— Start of THE INPUT —

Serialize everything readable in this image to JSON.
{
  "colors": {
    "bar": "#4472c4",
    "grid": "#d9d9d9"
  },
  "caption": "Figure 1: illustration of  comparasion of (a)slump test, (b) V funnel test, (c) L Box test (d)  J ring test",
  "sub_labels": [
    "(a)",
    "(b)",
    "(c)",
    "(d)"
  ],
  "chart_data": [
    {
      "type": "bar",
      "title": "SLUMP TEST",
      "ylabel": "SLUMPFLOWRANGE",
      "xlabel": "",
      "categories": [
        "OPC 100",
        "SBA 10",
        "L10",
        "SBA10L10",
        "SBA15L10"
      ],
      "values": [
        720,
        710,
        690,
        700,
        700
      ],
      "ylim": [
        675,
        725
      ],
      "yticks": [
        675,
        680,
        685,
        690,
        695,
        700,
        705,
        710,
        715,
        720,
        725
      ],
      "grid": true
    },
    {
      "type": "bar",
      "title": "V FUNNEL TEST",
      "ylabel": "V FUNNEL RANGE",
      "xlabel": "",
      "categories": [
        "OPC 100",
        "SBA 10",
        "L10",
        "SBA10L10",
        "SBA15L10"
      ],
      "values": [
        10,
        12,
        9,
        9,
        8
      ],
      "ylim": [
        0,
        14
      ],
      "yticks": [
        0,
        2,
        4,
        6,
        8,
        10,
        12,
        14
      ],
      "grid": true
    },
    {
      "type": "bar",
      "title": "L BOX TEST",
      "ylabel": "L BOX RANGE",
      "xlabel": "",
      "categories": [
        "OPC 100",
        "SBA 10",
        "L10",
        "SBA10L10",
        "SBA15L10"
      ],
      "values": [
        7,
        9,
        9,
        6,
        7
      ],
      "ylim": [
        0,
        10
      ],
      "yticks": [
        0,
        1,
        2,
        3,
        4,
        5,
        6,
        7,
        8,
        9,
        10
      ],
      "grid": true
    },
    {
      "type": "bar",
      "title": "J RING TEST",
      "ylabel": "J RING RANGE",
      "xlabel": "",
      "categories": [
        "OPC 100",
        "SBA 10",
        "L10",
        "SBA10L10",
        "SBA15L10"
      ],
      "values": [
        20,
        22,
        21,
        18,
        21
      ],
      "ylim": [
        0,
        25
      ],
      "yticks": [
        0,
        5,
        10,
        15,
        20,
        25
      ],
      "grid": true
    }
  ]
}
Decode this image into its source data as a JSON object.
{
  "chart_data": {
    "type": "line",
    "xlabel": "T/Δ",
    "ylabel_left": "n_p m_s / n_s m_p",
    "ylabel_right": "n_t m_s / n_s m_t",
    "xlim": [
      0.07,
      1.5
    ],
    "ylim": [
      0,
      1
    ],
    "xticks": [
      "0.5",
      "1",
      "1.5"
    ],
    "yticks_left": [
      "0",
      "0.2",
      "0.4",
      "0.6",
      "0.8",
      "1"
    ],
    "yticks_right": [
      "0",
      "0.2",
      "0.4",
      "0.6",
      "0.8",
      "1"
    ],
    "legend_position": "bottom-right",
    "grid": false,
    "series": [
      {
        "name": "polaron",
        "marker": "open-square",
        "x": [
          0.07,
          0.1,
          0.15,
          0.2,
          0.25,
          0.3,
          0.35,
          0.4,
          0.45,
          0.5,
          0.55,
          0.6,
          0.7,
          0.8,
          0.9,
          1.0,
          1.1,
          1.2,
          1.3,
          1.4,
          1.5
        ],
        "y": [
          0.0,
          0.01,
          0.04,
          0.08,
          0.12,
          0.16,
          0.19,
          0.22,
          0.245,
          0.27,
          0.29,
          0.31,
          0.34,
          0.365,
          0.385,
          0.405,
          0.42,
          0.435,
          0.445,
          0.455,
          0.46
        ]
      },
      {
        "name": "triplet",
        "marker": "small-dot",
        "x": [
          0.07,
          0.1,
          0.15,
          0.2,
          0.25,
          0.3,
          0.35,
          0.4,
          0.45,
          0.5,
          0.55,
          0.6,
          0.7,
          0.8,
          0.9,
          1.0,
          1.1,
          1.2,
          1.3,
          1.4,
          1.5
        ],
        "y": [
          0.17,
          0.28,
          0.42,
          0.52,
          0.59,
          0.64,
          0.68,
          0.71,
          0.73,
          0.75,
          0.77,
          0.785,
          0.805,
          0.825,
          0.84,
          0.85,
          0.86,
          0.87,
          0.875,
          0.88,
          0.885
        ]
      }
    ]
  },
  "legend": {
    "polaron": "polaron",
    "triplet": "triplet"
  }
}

— End of THE INPUT —

Would you reproduce the material above in full, exactly as given?

◆ REPLY
Serialize everything readable in this image to JSON.
{
  "colors": {
    "bar": "#4472c4",
    "grid": "#d9d9d9"
  },
  "caption": "Figure 1: illustration of  comparasion of (a)slump test, (b) V funnel test, (c) L Box test (d)  J ring test",
  "sub_labels": [
    "(a)",
    "(b)",
    "(c)",
    "(d)"
  ],
  "chart_data": [
    {
      "type": "bar",
      "title": "SLUMP TEST",
      "ylabel": "SLUMPFLOWRANGE",
      "xlabel": "",
      "categories": [
        "OPC 100",
        "SBA 10",
        "L10",
        "SBA10L10",
        "SBA15L10"
      ],
      "values": [
        720,
        710,
        690,
        700,
        700
      ],
      "ylim": [
        675,
        725
      ],
      "yticks": [
        675,
        680,
        685,
        690,
        695,
        700,
        705,
        710,
        715,
        720,
        725
      ],
      "grid": true
    },
    {
      "type": "bar",
      "title": "V FUNNEL TEST",
      "ylabel": "V FUNNEL RANGE",
      "xlabel": "",
      "categories": [
        "OPC 100",
        "SBA 10",
        "L10",
        "SBA10L10",
        "SBA15L10"
      ],
      "values": [
        10,
        12,
        9,
        9,
        8
      ],
      "ylim": [
        0,
        14
      ],
      "yticks": [
        0,
        2,
        4,
        6,
        8,
        10,
        12,
        14
      ],
      "grid": true
    },
    {
      "type": "bar",
      "title": "L BOX TEST",
      "ylabel": "L BOX RANGE",
      "xlabel": "",
      "categories": [
        "OPC 100",
        "SBA 10",
        "L10",
        "SBA10L10",
        "SBA15L10"
      ],
      "values": [
        7,
        9,
        9,
        6,
        7
      ],
      "ylim": [
        0,
        10
      ],
      "yticks": [
        0,
        1,
        2,
        3,
        4,
        5,
        6,
        7,
        8,
        9,
        10
      ],
      "grid": true
    },
    {
      "type": "bar",
      "title": "J RING TEST",
      "ylabel": "J RING RANGE",
      "xlabel": "",
      "categories": [
        "OPC 100",
        "SBA 10",
        "L10",
        "SBA10L10",
        "SBA15L10"
      ],
      "values": [
        20,
        22,
        21,
        18,
        21
      ],
      "ylim": [
        0,
        25
      ],
      "yticks": [
        0,
        5,
        10,
        15,
        20,
        25
      ],
      "grid": true
    }
  ]
}
Decode this image into its source data as a JSON object.
{
  "chart_data": {
    "type": "line",
    "xlabel": "T/Δ",
    "ylabel_left": "n_p m_s / n_s m_p",
    "ylabel_right": "n_t m_s / n_s m_t",
    "xlim": [
      0.07,
      1.5
    ],
    "ylim": [
      0,
      1
    ],
    "xticks": [
      "0.5",
      "1",
      "1.5"
    ],
    "yticks_left": [
      "0",
      "0.2",
      "0.4",
      "0.6",
      "0.8",
      "1"
    ],
    "yticks_right": [
      "0",
      "0.2",
      "0.4",
      "0.6",
      "0.8",
      "1"
    ],
    "legend_position": "bottom-right",
    "grid": false,
    "series": [
      {
        "name": "polaron",
        "marker": "open-square",
        "x": [
          0.07,
          0.1,
          0.15,
          0.2,
          0.25,
          0.3,
          0.35,
          0.4,
          0.45,
          0.5,
          0.55,
          0.6,
          0.7,
          0.8,
          0.9,
          1.0,
          1.1,
          1.2,
          1.3,
          1.4,
          1.5
        ],
        "y": [
          0.0,
          0.01,
          0.04,
          0.08,
          0.12,
          0.16,
          0.19,
          0.22,
          0.245,
          0.27,
          0.29,
          0.31,
          0.34,
          0.365,
          0.385,
          0.405,
          0.42,
          0.435,
          0.445,
          0.455,
          0.46
        ]
      },
      {
        "name": "triplet",
        "marker": "small-dot",
        "x": [
          0.07,
          0.1,
          0.15,
          0.2,
          0.25,
          0.3,
          0.35,
          0.4,
          0.45,
          0.5,
          0.55,
          0.6,
          0.7,
          0.8,
          0.9,
          1.0,
          1.1,
          1.2,
          1.3,
          1.4,
          1.5
        ],
        "y": [
          0.17,
          0.28,
          0.42,
          0.52,
          0.59,
          0.64,
          0.68,
          0.71,
          0.73,
          0.75,
          0.77,
          0.785,
          0.805,
          0.825,
          0.84,
          0.85,
          0.86,
          0.87,
          0.875,
          0.88,
          0.885
        ]
      }
    ]
  },
  "legend": {
    "polaron": "polaron",
    "triplet": "triplet"
  }
}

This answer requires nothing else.